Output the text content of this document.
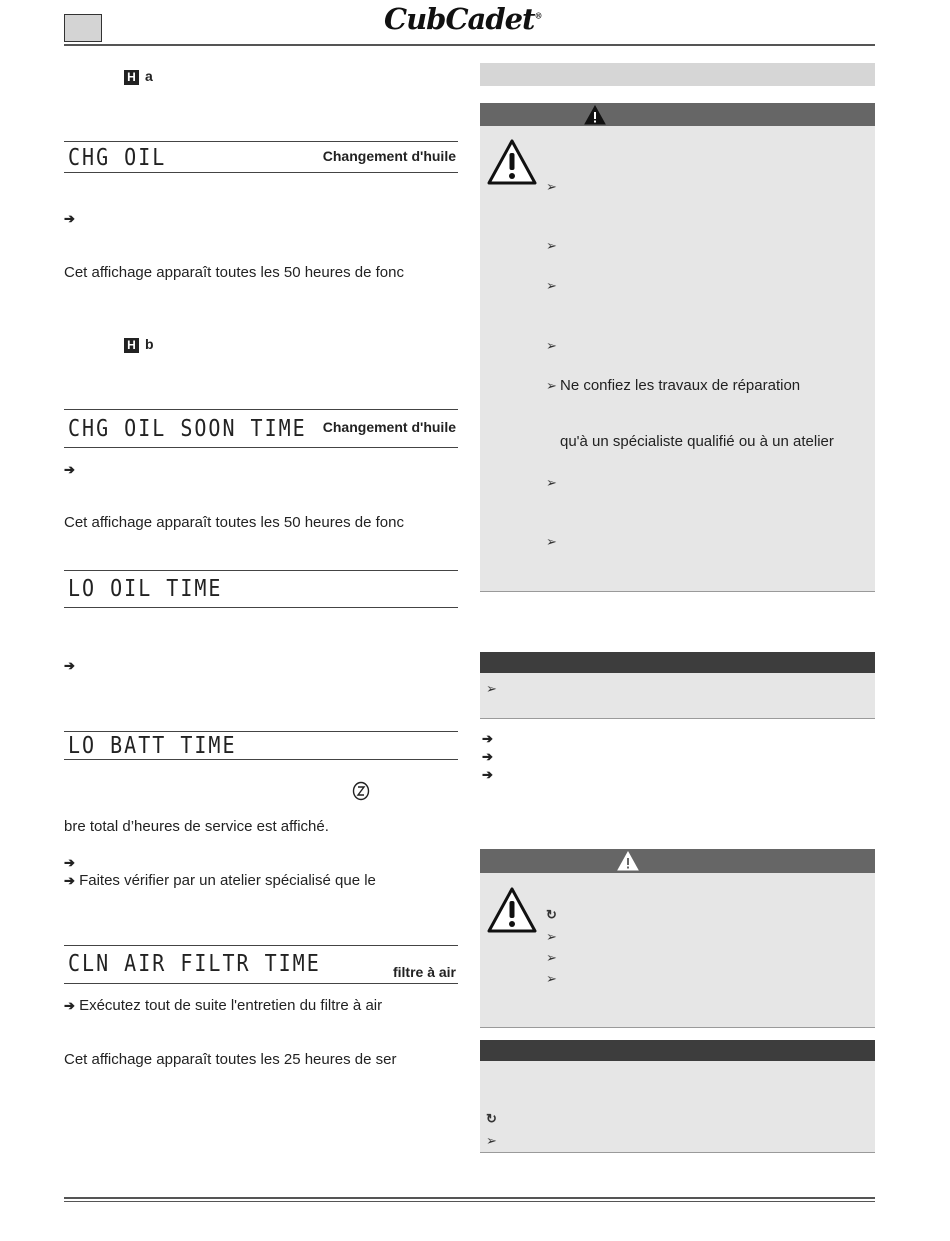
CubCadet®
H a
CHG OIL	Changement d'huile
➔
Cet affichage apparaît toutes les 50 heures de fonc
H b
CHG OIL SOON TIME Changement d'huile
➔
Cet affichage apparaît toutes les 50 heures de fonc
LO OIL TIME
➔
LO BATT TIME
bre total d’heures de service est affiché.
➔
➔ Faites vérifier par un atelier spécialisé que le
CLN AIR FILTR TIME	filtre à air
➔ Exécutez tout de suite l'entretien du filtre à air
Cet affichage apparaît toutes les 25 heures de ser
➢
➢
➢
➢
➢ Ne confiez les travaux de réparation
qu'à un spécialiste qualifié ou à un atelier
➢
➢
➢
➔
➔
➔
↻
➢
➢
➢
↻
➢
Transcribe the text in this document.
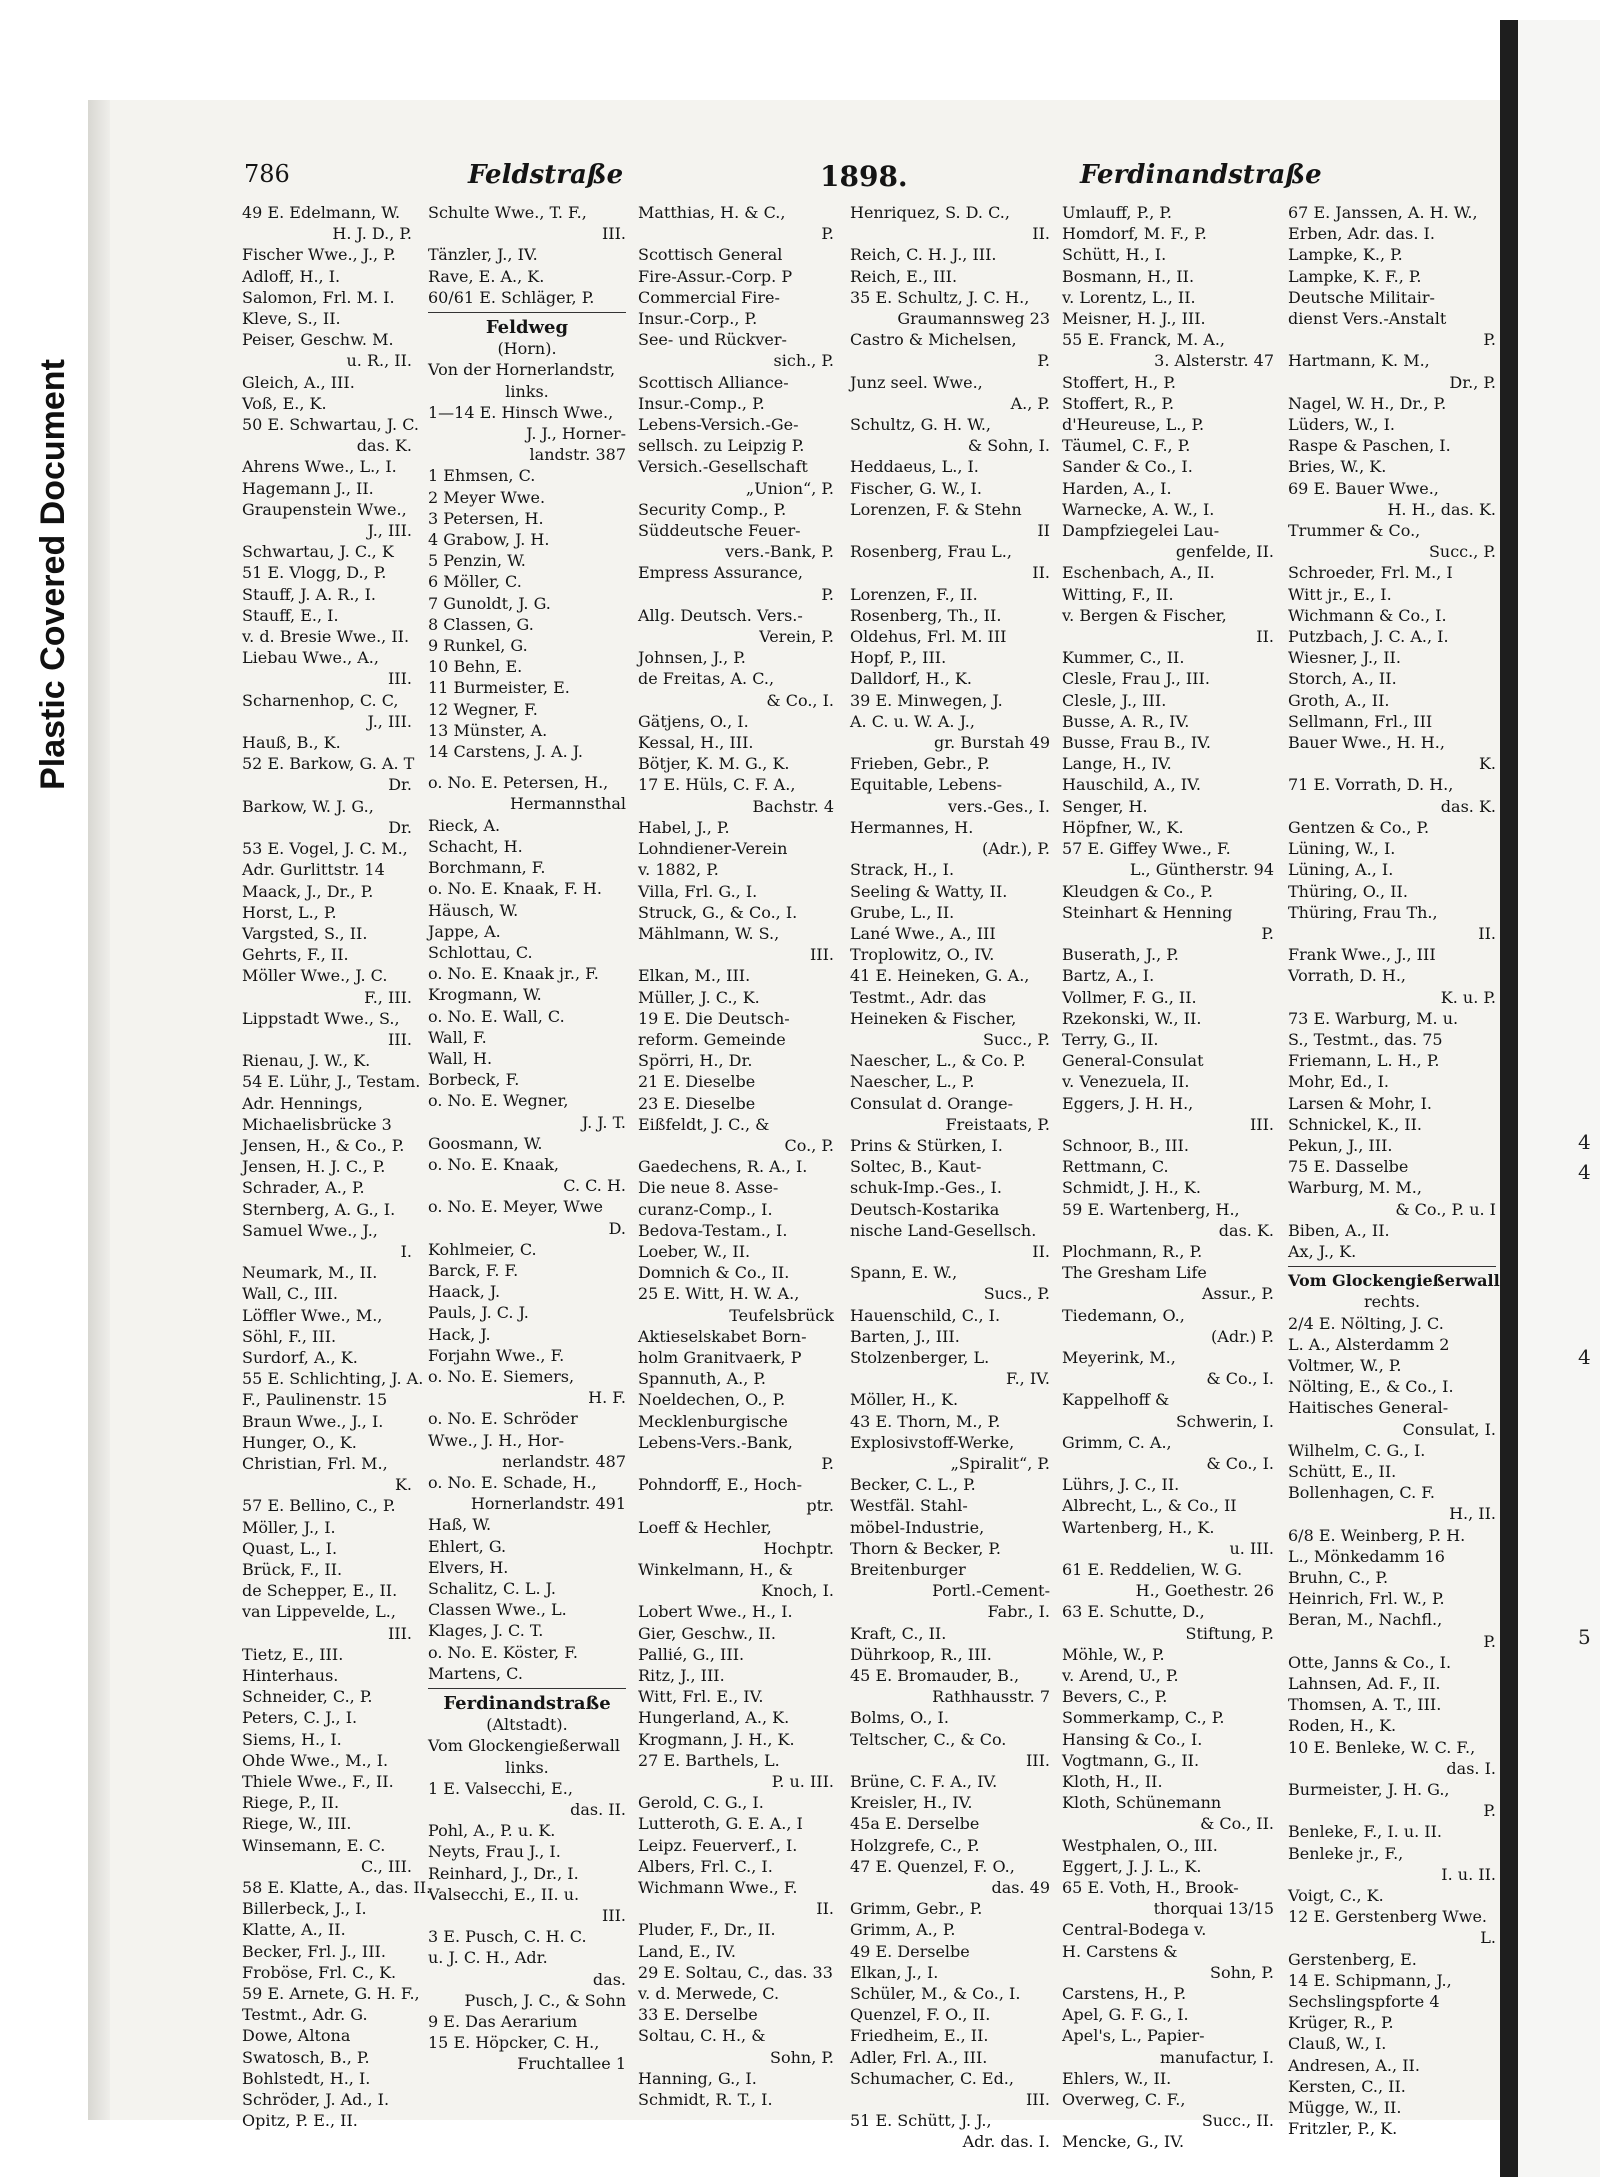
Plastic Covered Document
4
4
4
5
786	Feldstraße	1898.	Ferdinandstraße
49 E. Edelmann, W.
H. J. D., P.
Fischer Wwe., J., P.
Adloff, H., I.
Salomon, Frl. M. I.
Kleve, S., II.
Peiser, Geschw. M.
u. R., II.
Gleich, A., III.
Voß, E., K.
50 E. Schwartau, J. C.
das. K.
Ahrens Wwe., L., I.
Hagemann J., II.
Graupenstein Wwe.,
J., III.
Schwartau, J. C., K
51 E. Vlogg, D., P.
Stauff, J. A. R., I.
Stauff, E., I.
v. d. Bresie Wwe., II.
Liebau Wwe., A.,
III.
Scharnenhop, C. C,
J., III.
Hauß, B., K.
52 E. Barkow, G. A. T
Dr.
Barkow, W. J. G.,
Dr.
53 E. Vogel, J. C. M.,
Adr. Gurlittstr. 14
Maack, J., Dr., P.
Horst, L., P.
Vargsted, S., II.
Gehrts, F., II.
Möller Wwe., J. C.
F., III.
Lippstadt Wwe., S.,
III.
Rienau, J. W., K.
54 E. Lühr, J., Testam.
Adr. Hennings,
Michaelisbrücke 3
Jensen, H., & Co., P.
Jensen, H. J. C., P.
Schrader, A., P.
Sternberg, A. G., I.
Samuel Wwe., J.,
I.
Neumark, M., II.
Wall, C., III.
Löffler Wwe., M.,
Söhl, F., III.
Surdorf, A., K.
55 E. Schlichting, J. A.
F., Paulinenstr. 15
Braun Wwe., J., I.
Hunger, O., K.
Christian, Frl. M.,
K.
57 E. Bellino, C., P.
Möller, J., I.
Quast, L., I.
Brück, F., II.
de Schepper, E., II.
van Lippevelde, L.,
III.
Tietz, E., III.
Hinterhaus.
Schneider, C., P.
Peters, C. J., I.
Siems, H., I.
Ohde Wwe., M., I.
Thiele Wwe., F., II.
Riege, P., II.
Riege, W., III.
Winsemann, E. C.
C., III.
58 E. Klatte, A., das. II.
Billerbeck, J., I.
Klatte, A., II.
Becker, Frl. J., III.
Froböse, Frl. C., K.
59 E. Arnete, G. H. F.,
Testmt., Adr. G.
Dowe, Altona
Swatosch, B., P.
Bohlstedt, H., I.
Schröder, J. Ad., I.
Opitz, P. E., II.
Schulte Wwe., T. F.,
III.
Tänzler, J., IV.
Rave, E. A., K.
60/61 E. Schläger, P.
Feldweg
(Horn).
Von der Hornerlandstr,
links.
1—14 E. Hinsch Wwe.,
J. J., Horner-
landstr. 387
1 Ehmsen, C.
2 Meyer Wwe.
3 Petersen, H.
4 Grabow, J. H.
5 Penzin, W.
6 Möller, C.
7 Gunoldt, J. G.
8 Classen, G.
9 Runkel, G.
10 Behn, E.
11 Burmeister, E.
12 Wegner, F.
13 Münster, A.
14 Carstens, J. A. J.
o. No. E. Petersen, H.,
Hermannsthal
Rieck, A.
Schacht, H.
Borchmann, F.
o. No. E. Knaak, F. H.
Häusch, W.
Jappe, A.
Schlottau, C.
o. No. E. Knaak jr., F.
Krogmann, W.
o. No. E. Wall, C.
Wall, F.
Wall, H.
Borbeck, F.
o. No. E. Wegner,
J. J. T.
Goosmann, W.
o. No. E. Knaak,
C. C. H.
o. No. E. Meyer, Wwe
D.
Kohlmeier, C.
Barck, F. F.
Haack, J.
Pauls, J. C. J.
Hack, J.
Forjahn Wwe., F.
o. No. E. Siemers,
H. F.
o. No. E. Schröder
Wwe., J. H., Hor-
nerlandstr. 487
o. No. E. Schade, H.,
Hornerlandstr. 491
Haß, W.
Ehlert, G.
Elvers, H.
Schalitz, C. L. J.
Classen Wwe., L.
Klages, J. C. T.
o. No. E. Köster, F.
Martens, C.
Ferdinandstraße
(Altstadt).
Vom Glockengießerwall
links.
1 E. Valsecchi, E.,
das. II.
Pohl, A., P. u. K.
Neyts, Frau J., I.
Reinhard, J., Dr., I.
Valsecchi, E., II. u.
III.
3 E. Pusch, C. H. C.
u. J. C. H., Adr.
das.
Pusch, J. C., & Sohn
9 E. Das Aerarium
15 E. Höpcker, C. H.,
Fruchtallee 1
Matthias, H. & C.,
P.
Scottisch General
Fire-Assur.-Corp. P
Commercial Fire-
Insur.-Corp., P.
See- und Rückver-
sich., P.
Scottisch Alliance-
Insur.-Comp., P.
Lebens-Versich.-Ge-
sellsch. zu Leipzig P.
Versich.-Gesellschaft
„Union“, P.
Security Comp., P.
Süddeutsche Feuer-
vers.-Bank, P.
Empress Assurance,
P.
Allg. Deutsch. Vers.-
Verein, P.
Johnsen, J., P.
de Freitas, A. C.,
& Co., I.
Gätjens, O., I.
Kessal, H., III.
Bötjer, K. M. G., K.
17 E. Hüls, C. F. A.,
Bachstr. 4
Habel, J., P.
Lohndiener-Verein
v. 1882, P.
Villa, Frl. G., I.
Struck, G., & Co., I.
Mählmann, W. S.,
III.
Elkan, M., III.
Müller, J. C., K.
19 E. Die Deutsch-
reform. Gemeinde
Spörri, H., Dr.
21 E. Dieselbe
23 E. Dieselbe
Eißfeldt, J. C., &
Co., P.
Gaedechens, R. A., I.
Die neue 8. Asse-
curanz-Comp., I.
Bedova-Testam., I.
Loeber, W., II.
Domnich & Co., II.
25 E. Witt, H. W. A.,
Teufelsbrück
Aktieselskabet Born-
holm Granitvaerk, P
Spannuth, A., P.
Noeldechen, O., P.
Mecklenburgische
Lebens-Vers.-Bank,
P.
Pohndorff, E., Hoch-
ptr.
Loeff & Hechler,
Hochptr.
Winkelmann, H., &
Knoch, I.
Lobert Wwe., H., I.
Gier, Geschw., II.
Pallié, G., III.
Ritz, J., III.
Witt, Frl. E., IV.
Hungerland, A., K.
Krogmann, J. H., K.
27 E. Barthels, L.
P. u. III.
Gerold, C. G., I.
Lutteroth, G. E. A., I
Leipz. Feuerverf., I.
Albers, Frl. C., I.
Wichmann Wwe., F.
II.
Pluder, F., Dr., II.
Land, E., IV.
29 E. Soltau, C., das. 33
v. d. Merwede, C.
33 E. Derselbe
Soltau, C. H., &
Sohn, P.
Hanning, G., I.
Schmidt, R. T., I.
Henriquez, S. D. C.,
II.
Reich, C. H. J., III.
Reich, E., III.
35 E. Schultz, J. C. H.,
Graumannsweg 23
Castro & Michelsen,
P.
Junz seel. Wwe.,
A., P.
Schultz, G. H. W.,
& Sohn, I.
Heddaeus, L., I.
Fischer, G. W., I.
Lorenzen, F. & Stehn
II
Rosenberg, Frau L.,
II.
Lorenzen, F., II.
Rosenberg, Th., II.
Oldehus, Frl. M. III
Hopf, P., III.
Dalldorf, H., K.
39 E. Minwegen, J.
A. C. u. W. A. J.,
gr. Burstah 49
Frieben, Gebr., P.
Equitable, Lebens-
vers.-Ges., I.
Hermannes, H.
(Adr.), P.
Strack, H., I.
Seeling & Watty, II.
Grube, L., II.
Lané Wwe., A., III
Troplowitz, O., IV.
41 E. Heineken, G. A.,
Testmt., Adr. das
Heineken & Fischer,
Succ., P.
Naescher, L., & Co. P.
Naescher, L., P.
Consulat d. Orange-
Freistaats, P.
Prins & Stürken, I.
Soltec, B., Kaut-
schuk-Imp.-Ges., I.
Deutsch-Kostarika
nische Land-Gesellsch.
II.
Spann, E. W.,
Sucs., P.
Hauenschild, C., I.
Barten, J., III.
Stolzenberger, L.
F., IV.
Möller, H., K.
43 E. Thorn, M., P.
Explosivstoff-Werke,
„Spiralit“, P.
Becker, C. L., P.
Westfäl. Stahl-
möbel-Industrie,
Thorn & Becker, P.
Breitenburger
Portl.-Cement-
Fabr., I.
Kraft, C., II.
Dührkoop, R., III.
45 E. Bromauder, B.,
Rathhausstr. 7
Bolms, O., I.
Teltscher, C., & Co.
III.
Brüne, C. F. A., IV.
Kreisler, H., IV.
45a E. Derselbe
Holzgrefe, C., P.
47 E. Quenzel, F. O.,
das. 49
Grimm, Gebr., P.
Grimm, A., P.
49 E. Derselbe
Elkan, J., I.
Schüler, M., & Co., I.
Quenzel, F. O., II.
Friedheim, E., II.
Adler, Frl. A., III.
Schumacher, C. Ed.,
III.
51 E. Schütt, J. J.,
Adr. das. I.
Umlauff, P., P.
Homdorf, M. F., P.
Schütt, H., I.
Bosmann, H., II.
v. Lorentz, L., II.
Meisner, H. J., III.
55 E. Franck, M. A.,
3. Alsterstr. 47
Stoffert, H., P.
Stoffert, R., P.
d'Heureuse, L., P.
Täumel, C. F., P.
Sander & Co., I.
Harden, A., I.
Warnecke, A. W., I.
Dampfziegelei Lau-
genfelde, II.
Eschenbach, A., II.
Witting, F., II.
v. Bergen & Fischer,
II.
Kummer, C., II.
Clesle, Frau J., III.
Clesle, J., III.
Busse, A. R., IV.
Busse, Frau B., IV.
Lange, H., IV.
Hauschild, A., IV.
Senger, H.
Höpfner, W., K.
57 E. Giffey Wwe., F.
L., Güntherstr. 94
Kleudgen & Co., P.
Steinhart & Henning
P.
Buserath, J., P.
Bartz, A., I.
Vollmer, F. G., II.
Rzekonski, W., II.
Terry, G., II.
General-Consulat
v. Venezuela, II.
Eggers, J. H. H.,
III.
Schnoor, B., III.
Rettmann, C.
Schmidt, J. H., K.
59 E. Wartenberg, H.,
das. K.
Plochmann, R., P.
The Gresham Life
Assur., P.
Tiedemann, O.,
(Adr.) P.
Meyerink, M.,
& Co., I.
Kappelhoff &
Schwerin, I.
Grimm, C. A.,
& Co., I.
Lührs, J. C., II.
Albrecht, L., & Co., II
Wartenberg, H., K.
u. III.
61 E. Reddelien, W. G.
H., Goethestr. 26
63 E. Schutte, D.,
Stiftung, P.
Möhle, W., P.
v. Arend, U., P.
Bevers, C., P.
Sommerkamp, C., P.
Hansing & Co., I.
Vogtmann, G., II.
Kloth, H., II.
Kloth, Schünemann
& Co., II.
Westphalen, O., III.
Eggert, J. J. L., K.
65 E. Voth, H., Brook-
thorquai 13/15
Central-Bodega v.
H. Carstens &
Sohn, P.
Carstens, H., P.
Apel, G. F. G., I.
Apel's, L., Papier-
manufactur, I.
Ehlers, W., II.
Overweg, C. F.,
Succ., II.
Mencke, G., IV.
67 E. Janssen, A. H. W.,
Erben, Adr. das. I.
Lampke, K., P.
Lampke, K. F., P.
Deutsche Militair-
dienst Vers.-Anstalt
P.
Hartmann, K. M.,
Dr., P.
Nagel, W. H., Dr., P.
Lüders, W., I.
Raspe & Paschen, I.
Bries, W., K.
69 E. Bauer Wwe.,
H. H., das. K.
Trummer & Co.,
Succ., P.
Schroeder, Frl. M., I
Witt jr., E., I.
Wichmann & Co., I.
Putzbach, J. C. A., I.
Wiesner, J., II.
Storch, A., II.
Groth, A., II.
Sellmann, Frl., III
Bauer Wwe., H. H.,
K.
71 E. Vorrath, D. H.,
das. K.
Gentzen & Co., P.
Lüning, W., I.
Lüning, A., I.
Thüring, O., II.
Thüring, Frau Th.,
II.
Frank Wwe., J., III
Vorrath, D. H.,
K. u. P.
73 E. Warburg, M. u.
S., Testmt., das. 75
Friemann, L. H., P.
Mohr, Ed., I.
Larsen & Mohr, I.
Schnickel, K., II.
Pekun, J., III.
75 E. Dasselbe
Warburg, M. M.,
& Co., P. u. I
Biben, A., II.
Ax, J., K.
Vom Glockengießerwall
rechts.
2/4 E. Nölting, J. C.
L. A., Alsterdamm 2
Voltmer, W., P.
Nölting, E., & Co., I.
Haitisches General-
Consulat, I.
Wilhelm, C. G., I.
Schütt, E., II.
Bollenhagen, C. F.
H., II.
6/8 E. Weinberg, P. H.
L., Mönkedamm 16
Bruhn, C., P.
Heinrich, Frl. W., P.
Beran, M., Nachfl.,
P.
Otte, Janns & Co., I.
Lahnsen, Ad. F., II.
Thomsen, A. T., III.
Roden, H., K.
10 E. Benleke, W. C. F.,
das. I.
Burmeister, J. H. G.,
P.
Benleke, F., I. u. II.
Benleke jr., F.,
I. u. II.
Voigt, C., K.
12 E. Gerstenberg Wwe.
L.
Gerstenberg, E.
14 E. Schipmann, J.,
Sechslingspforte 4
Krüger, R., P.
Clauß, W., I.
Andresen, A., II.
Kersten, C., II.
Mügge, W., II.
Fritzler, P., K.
=-=-=-=-=
Tally how many lines of the data include the word "huile". Write the number and nothing else.

2